● **What to work on**
Return each line containing the string "image".

================================

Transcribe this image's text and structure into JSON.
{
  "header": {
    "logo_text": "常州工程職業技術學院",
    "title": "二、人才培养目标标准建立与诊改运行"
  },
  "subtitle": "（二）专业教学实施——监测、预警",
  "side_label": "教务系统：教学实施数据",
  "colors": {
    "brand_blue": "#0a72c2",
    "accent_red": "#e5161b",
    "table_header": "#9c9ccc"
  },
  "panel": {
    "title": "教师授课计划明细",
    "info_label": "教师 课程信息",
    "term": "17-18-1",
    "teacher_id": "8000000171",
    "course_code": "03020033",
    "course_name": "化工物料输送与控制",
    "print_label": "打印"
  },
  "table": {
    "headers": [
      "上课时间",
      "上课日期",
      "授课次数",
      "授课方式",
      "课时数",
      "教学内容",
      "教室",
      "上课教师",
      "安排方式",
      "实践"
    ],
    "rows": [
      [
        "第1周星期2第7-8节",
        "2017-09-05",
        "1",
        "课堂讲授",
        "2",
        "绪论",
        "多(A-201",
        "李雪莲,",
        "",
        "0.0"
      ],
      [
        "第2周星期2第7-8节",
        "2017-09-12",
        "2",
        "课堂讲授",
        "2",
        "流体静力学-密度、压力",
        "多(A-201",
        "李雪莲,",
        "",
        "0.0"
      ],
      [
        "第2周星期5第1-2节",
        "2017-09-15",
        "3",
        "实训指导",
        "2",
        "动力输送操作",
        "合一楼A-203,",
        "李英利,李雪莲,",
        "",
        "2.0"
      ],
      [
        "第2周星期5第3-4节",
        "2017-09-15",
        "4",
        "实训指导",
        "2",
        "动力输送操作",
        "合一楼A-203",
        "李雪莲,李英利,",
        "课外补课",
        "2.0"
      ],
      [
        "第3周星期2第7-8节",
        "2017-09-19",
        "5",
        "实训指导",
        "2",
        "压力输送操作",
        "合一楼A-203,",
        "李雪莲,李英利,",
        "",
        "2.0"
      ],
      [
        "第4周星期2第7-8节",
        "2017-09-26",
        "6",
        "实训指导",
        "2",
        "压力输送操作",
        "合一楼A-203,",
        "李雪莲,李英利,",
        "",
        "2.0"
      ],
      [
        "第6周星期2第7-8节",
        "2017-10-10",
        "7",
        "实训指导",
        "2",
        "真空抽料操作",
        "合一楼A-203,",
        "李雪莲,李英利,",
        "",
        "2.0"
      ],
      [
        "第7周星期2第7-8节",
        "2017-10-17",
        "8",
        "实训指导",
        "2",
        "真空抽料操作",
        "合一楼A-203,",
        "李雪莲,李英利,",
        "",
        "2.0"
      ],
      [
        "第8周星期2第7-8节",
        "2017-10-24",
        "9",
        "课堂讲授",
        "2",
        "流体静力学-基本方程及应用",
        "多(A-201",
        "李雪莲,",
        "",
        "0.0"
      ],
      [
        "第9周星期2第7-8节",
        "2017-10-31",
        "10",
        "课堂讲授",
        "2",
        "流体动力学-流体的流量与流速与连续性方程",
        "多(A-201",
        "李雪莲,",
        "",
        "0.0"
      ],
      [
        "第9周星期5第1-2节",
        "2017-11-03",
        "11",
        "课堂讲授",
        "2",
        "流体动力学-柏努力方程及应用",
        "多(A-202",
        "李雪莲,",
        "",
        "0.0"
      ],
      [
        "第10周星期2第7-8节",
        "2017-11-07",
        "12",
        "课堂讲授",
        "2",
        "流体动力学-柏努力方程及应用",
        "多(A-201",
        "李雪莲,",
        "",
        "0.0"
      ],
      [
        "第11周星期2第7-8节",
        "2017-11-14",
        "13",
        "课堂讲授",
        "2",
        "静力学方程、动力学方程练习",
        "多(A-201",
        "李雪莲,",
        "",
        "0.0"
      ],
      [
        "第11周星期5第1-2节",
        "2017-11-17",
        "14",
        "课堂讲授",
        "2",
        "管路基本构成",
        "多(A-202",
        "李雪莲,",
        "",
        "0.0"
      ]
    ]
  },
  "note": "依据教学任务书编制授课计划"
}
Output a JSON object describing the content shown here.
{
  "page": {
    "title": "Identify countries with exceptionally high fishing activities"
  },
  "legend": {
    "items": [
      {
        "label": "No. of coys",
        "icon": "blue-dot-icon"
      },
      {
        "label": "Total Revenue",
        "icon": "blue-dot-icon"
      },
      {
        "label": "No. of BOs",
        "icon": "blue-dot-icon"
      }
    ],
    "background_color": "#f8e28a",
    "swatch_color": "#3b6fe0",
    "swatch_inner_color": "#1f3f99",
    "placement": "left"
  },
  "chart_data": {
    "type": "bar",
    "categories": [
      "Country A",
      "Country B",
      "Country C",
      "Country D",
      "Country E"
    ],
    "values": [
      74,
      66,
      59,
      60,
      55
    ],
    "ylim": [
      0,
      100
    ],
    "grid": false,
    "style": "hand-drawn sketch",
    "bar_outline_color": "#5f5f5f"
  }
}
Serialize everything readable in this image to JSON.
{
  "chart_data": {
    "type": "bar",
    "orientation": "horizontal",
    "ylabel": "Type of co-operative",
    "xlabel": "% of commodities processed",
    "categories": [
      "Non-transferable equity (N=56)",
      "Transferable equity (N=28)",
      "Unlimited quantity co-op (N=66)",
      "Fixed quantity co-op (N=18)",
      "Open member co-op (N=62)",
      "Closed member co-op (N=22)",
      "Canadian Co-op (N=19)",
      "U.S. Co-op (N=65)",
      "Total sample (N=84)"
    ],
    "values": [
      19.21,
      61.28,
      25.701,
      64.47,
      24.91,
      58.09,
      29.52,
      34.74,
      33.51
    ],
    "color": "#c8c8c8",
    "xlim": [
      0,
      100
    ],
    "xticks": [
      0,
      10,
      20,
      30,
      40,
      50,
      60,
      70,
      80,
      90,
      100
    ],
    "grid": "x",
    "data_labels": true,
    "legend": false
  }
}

================================

● **Finished answer**
Transcribe this image's text and structure into JSON.
Serialize everything readable in this image to JSON.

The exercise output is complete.